## GIVEN ENTRIES
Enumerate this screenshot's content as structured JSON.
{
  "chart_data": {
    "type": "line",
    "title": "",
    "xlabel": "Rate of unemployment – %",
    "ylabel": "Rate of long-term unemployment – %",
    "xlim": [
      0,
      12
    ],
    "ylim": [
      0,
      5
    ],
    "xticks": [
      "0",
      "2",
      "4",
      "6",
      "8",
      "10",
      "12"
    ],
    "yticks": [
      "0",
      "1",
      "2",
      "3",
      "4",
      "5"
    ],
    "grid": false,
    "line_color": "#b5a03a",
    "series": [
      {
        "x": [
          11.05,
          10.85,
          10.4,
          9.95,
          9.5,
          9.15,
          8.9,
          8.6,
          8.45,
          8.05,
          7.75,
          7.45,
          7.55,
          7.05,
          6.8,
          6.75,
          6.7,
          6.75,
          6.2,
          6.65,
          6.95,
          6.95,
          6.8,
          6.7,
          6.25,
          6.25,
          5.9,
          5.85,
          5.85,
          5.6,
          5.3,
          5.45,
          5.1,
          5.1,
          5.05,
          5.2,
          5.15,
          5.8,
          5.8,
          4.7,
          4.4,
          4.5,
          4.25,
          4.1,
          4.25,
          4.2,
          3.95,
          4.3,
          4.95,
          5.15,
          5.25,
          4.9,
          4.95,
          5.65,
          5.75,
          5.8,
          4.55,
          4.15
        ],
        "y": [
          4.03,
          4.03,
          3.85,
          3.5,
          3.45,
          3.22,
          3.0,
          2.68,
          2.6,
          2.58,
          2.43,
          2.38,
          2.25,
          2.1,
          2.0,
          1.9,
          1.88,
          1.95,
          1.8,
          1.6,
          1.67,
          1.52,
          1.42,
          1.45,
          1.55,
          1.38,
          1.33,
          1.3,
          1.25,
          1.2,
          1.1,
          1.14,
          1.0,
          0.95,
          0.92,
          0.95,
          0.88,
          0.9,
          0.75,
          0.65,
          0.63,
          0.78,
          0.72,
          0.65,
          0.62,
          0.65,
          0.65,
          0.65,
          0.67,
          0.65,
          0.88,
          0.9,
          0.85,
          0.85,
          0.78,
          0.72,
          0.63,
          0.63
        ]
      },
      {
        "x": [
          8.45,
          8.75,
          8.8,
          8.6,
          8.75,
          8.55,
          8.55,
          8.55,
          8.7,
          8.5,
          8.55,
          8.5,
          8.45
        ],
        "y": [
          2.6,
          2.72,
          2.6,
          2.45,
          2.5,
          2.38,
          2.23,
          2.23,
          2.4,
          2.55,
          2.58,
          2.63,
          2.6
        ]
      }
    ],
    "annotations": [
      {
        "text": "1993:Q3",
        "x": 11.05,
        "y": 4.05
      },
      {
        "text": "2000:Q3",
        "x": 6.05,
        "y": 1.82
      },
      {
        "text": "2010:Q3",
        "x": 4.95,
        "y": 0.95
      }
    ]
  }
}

## EXERCISE BRIEF
Write the listing out again, exactly as it reads.

## CORRECT RESULT
Enumerate this screenshot's content as structured JSON.
{
  "chart_data": {
    "type": "line",
    "title": "",
    "xlabel": "Rate of unemployment – %",
    "ylabel": "Rate of long-term unemployment – %",
    "xlim": [
      0,
      12
    ],
    "ylim": [
      0,
      5
    ],
    "xticks": [
      "0",
      "2",
      "4",
      "6",
      "8",
      "10",
      "12"
    ],
    "yticks": [
      "0",
      "1",
      "2",
      "3",
      "4",
      "5"
    ],
    "grid": false,
    "line_color": "#b5a03a",
    "series": [
      {
        "x": [
          11.05,
          10.85,
          10.4,
          9.95,
          9.5,
          9.15,
          8.9,
          8.6,
          8.45,
          8.05,
          7.75,
          7.45,
          7.55,
          7.05,
          6.8,
          6.75,
          6.7,
          6.75,
          6.2,
          6.65,
          6.95,
          6.95,
          6.8,
          6.7,
          6.25,
          6.25,
          5.9,
          5.85,
          5.85,
          5.6,
          5.3,
          5.45,
          5.1,
          5.1,
          5.05,
          5.2,
          5.15,
          5.8,
          5.8,
          4.7,
          4.4,
          4.5,
          4.25,
          4.1,
          4.25,
          4.2,
          3.95,
          4.3,
          4.95,
          5.15,
          5.25,
          4.9,
          4.95,
          5.65,
          5.75,
          5.8,
          4.55,
          4.15
        ],
        "y": [
          4.03,
          4.03,
          3.85,
          3.5,
          3.45,
          3.22,
          3.0,
          2.68,
          2.6,
          2.58,
          2.43,
          2.38,
          2.25,
          2.1,
          2.0,
          1.9,
          1.88,
          1.95,
          1.8,
          1.6,
          1.67,
          1.52,
          1.42,
          1.45,
          1.55,
          1.38,
          1.33,
          1.3,
          1.25,
          1.2,
          1.1,
          1.14,
          1.0,
          0.95,
          0.92,
          0.95,
          0.88,
          0.9,
          0.75,
          0.65,
          0.63,
          0.78,
          0.72,
          0.65,
          0.62,
          0.65,
          0.65,
          0.65,
          0.67,
          0.65,
          0.88,
          0.9,
          0.85,
          0.85,
          0.78,
          0.72,
          0.63,
          0.63
        ]
      },
      {
        "x": [
          8.45,
          8.75,
          8.8,
          8.6,
          8.75,
          8.55,
          8.55,
          8.55,
          8.7,
          8.5,
          8.55,
          8.5,
          8.45
        ],
        "y": [
          2.6,
          2.72,
          2.6,
          2.45,
          2.5,
          2.38,
          2.23,
          2.23,
          2.4,
          2.55,
          2.58,
          2.63,
          2.6
        ]
      }
    ],
    "annotations": [
      {
        "text": "1993:Q3",
        "x": 11.05,
        "y": 4.05
      },
      {
        "text": "2000:Q3",
        "x": 6.05,
        "y": 1.82
      },
      {
        "text": "2010:Q3",
        "x": 4.95,
        "y": 0.95
      }
    ]
  }
}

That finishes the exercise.